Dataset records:
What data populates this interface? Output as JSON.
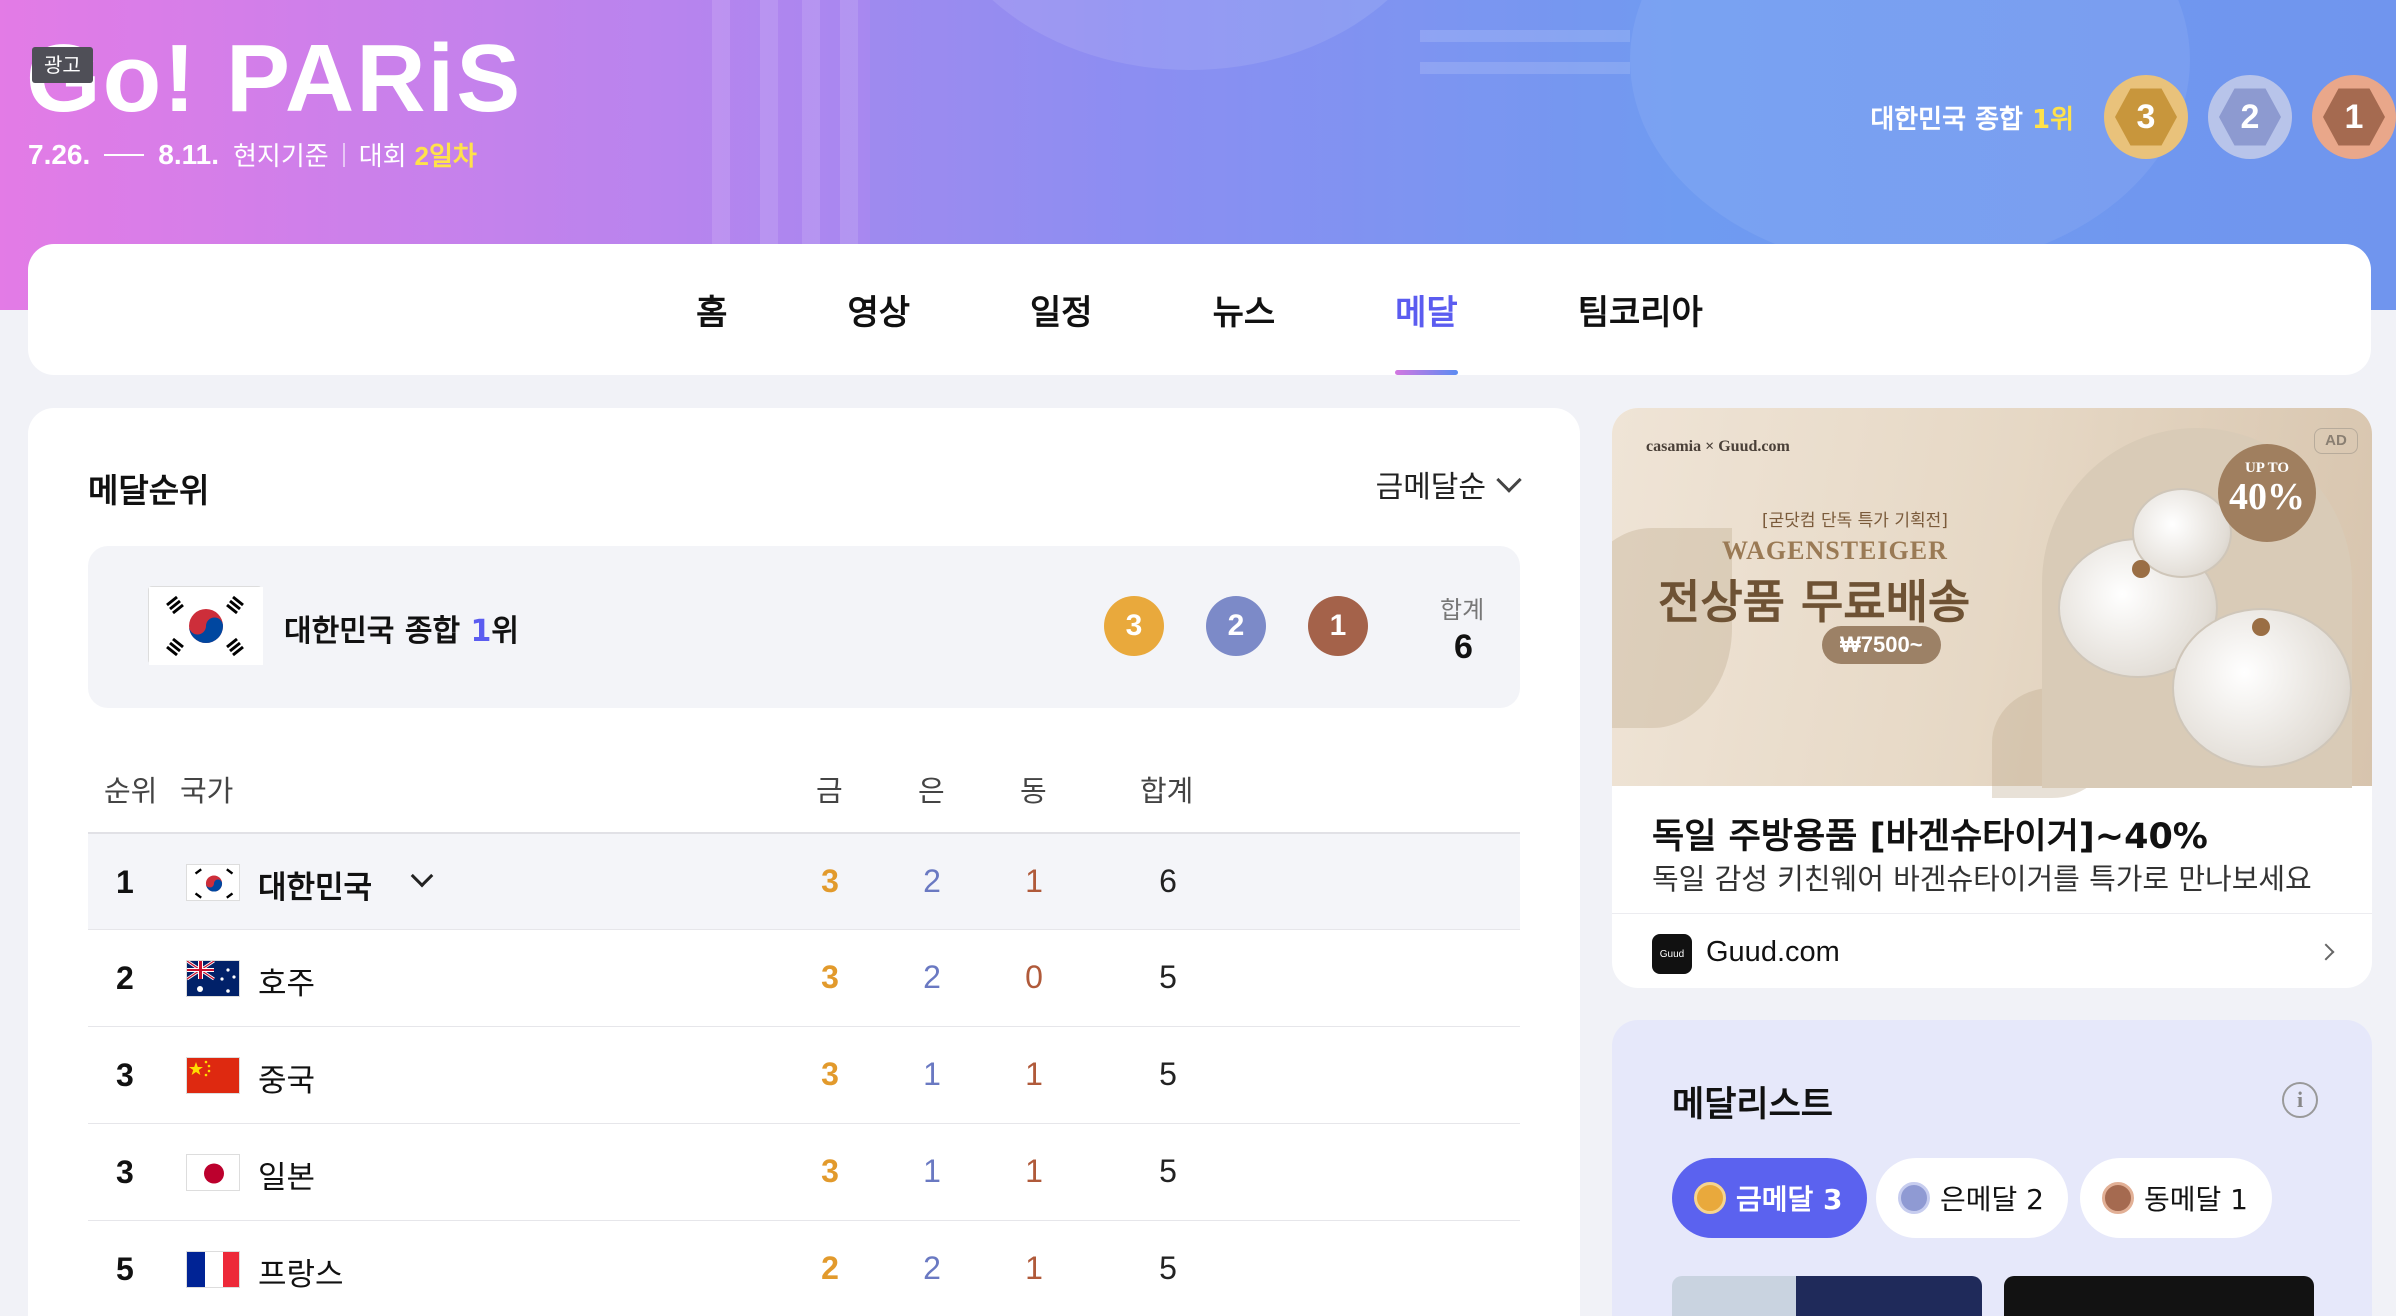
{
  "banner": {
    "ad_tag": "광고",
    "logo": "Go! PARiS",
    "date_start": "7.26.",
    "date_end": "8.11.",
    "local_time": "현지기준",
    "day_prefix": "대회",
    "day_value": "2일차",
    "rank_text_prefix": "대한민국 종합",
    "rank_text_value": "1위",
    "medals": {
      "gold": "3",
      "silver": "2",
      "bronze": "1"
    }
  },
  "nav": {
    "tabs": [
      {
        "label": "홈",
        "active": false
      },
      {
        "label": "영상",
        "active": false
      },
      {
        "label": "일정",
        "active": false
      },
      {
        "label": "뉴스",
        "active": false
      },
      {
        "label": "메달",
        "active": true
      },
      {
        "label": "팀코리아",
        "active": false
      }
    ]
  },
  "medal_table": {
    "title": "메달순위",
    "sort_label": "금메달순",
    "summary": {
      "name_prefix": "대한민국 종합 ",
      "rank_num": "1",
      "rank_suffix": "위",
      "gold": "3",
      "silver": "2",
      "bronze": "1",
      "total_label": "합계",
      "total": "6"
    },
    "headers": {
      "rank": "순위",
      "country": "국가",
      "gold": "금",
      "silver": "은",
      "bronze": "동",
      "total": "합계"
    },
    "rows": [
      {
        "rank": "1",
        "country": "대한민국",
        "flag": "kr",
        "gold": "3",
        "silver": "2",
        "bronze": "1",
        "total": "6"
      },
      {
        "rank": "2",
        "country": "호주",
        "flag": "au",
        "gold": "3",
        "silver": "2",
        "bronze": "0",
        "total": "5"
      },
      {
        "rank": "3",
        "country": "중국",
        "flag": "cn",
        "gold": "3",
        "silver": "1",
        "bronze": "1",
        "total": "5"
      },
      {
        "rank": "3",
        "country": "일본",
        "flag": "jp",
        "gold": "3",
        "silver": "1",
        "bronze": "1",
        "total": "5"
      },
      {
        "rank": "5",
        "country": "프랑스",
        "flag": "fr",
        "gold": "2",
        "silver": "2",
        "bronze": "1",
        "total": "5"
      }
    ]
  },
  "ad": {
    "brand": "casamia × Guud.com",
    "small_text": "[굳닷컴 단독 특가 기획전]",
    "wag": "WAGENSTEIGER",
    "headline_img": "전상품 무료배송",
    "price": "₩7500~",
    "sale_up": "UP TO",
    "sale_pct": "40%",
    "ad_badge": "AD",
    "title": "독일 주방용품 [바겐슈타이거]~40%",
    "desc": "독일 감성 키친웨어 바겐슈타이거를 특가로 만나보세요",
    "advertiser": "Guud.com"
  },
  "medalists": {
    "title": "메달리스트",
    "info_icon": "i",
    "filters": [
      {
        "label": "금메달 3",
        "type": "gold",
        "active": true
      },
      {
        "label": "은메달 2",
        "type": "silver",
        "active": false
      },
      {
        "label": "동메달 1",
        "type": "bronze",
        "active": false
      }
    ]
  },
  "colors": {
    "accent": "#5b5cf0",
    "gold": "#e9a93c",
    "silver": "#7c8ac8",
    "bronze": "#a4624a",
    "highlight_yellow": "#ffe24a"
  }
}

== Given exercise ==
Copy the entries exactly. Leave out the images.

== Exercise response ==
What data populates this interface? Output as JSON.
{
  "banner": {
    "ad_tag": "광고",
    "logo": "Go! PARiS",
    "date_start": "7.26.",
    "date_end": "8.11.",
    "local_time": "현지기준",
    "day_prefix": "대회",
    "day_value": "2일차",
    "rank_text_prefix": "대한민국 종합",
    "rank_text_value": "1위",
    "medals": {
      "gold": "3",
      "silver": "2",
      "bronze": "1"
    }
  },
  "nav": {
    "tabs": [
      {
        "label": "홈",
        "active": false
      },
      {
        "label": "영상",
        "active": false
      },
      {
        "label": "일정",
        "active": false
      },
      {
        "label": "뉴스",
        "active": false
      },
      {
        "label": "메달",
        "active": true
      },
      {
        "label": "팀코리아",
        "active": false
      }
    ]
  },
  "medal_table": {
    "title": "메달순위",
    "sort_label": "금메달순",
    "summary": {
      "name_prefix": "대한민국 종합 ",
      "rank_num": "1",
      "rank_suffix": "위",
      "gold": "3",
      "silver": "2",
      "bronze": "1",
      "total_label": "합계",
      "total": "6"
    },
    "headers": {
      "rank": "순위",
      "country": "국가",
      "gold": "금",
      "silver": "은",
      "bronze": "동",
      "total": "합계"
    },
    "rows": [
      {
        "rank": "1",
        "country": "대한민국",
        "flag": "kr",
        "gold": "3",
        "silver": "2",
        "bronze": "1",
        "total": "6"
      },
      {
        "rank": "2",
        "country": "호주",
        "flag": "au",
        "gold": "3",
        "silver": "2",
        "bronze": "0",
        "total": "5"
      },
      {
        "rank": "3",
        "country": "중국",
        "flag": "cn",
        "gold": "3",
        "silver": "1",
        "bronze": "1",
        "total": "5"
      },
      {
        "rank": "3",
        "country": "일본",
        "flag": "jp",
        "gold": "3",
        "silver": "1",
        "bronze": "1",
        "total": "5"
      },
      {
        "rank": "5",
        "country": "프랑스",
        "flag": "fr",
        "gold": "2",
        "silver": "2",
        "bronze": "1",
        "total": "5"
      }
    ]
  },
  "ad": {
    "brand": "casamia × Guud.com",
    "small_text": "[굳닷컴 단독 특가 기획전]",
    "wag": "WAGENSTEIGER",
    "headline_img": "전상품 무료배송",
    "price": "₩7500~",
    "sale_up": "UP TO",
    "sale_pct": "40%",
    "ad_badge": "AD",
    "title": "독일 주방용품 [바겐슈타이거]~40%",
    "desc": "독일 감성 키친웨어 바겐슈타이거를 특가로 만나보세요",
    "advertiser": "Guud.com"
  },
  "medalists": {
    "title": "메달리스트",
    "info_icon": "i",
    "filters": [
      {
        "label": "금메달 3",
        "type": "gold",
        "active": true
      },
      {
        "label": "은메달 2",
        "type": "silver",
        "active": false
      },
      {
        "label": "동메달 1",
        "type": "bronze",
        "active": false
      }
    ]
  },
  "colors": {
    "accent": "#5b5cf0",
    "gold": "#e9a93c",
    "silver": "#7c8ac8",
    "bronze": "#a4624a",
    "highlight_yellow": "#ffe24a"
  }
}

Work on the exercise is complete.